GOAL OF THE EXERCISE: Report each line of the data that includes the word "ملکی".

— Start INFORMATION SUPPLIED —

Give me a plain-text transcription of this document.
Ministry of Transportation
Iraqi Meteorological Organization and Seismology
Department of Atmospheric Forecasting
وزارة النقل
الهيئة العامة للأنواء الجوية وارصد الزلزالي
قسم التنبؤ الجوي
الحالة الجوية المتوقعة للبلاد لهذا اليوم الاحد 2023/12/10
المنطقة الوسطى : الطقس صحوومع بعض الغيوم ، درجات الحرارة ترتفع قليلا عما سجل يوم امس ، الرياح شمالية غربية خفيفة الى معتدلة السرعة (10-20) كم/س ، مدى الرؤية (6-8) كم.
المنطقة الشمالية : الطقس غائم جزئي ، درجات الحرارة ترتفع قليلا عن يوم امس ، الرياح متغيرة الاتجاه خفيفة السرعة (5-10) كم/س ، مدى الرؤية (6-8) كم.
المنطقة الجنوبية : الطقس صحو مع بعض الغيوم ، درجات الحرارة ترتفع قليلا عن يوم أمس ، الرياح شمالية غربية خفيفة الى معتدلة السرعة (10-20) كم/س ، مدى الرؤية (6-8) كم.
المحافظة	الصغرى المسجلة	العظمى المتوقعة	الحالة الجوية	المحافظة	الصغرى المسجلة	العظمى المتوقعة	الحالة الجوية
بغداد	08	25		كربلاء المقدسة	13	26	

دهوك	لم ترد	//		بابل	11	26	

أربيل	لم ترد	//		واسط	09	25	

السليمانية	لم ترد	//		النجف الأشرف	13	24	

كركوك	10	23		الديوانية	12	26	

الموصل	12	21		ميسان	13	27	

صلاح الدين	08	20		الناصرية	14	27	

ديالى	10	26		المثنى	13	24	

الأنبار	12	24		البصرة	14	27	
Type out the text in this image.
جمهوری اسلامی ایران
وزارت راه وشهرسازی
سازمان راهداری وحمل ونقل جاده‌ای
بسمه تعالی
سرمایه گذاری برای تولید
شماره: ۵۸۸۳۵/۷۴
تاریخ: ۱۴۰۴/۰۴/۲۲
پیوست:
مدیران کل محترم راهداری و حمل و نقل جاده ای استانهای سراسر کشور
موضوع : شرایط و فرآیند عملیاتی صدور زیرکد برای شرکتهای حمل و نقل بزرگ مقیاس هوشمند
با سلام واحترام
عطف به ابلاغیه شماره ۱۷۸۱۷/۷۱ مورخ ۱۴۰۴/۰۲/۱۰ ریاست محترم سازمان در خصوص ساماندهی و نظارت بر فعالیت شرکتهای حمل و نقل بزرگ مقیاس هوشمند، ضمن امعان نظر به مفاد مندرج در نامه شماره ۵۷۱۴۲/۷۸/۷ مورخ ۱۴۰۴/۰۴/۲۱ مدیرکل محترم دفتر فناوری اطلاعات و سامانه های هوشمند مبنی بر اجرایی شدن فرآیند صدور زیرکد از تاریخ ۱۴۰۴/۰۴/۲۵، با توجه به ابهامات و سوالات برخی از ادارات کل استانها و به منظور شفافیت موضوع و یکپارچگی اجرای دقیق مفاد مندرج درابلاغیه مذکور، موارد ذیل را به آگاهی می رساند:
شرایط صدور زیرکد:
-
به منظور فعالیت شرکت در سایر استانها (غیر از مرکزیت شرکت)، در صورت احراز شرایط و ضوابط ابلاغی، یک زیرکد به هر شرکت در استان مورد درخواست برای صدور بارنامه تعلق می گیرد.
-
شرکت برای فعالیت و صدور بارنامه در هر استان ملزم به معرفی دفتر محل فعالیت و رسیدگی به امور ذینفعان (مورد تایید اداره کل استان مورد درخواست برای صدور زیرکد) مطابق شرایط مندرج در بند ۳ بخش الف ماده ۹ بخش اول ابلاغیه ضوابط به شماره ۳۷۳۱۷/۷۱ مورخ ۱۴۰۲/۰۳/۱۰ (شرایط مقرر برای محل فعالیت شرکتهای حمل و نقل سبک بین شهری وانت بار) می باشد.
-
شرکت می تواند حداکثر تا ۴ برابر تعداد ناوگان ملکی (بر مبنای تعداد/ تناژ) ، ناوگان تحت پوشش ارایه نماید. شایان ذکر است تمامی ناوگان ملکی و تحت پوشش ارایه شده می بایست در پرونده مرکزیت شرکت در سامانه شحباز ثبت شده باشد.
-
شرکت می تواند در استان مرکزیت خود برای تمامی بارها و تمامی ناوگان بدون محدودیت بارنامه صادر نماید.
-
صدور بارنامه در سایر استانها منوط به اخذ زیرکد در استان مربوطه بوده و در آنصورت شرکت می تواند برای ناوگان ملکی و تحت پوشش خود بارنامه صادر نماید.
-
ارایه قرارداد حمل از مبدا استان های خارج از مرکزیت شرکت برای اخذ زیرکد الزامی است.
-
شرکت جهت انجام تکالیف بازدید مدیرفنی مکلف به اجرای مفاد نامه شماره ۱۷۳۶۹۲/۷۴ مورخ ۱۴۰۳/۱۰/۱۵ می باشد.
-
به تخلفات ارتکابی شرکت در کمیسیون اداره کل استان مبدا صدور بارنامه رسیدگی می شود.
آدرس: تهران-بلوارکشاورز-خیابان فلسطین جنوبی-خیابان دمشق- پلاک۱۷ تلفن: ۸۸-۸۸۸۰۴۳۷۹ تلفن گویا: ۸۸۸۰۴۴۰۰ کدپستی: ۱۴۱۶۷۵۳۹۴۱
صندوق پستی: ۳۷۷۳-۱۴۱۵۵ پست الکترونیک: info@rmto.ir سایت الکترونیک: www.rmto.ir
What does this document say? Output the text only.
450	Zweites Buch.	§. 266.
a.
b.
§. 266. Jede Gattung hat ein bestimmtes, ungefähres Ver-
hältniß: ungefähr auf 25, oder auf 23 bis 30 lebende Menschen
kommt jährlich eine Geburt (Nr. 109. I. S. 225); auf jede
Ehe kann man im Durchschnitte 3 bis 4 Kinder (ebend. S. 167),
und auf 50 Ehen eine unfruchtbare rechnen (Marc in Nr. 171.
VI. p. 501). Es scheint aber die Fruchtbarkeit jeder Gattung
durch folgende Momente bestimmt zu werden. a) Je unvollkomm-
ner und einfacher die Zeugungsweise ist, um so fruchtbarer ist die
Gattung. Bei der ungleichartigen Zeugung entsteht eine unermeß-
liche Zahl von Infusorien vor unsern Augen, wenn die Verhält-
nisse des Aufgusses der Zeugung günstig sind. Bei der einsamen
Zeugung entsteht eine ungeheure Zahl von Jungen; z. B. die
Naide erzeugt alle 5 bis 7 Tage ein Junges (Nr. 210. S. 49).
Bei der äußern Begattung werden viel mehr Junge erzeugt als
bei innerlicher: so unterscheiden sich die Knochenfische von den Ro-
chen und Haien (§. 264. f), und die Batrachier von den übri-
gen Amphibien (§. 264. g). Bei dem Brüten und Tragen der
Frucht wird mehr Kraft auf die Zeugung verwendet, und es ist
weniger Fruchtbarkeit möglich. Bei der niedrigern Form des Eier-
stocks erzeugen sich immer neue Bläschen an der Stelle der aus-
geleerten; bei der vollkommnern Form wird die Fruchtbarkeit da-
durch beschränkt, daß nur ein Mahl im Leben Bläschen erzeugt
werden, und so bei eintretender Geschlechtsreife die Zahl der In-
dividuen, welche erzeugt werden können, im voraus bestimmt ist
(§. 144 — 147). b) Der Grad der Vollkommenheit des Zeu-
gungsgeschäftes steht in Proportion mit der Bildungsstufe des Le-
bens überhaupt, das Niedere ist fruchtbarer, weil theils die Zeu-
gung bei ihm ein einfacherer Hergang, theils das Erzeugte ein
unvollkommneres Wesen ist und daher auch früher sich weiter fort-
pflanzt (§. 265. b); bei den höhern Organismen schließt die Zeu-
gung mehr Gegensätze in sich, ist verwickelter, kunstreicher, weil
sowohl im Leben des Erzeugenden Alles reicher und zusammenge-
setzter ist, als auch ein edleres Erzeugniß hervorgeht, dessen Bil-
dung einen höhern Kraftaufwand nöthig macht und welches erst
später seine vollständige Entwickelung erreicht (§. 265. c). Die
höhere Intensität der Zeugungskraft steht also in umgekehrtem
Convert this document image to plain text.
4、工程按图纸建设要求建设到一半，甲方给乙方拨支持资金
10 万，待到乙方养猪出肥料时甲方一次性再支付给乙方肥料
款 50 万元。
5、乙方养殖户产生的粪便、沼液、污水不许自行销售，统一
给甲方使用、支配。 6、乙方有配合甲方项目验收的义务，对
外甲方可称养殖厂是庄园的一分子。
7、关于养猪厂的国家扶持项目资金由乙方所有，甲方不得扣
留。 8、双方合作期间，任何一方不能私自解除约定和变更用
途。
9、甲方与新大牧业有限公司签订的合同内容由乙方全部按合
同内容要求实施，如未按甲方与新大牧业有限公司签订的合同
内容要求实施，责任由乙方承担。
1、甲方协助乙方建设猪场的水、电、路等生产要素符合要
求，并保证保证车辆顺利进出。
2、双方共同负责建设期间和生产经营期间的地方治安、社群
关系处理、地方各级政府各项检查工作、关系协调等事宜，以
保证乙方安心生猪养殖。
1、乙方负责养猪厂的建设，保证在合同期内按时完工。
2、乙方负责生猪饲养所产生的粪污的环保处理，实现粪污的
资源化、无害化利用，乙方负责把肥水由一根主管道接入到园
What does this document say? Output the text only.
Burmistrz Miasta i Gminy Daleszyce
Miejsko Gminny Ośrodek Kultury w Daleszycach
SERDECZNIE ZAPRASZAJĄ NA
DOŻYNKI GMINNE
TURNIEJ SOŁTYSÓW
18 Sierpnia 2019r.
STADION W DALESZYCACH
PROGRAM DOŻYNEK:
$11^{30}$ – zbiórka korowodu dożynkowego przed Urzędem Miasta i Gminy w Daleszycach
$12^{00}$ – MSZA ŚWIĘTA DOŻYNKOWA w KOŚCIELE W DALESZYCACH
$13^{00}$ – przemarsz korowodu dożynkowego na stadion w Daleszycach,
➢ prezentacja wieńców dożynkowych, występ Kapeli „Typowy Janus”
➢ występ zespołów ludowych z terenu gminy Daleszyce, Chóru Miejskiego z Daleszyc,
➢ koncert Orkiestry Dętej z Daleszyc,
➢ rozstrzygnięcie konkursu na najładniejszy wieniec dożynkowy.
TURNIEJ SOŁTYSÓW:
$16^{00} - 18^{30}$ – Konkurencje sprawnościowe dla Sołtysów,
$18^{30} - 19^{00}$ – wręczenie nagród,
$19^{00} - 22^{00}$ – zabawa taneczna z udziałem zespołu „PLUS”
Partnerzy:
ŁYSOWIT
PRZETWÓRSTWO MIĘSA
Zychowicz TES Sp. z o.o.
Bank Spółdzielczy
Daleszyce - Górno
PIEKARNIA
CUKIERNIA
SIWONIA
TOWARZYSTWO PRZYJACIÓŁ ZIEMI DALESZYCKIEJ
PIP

— End INFORMATION SUPPLIED —

RESULT FOR THIS EXERCISE:
شرکت می تواند حداکثر تا ۴ برابر تعداد ناوگان ملکی (بر مبنای تعداد/ تناژ) ، ناوگان تحت پوشش ارایه نماید. شایان ذکر است تمامی ناوگان ملکی و تحت پوشش ارایه شده می بایست در پرونده مرکزیت شرکت در سامانه شحباز ثبت شده باشد.
صدور بارنامه در سایر استانها منوط به اخذ زیرکد در استان مربوطه بوده و در آنصورت شرکت می تواند برای ناوگان ملکی و تحت پوشش خود بارنامه صادر نماید.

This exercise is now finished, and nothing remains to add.